:: Instructions for the task ::
Locate all lines with the word "Cores" and copy them out.

:: Data lines ::
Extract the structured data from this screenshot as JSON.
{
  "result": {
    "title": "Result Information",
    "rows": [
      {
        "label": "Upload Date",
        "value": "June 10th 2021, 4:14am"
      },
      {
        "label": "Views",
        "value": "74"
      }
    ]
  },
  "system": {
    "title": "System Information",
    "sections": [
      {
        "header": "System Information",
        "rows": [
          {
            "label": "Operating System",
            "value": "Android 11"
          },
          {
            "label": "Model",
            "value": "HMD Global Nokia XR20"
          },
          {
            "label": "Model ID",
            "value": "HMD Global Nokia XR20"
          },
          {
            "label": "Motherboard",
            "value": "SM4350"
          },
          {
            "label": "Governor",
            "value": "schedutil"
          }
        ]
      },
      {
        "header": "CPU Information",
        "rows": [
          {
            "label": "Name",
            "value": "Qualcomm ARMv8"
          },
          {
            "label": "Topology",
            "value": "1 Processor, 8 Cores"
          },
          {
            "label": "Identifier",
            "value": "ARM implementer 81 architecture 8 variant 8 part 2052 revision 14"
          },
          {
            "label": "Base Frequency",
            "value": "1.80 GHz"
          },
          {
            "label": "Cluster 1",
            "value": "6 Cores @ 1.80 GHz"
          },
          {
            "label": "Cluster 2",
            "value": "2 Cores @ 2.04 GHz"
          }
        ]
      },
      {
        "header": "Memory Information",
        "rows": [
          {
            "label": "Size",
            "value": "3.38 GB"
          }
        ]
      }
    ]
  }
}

:: Problem solution ::
            "value": "1 Processor, 8 Cores"
            "value": "6 Cores @ 1.80 GHz"
            "value": "2 Cores @ 2.04 GHz"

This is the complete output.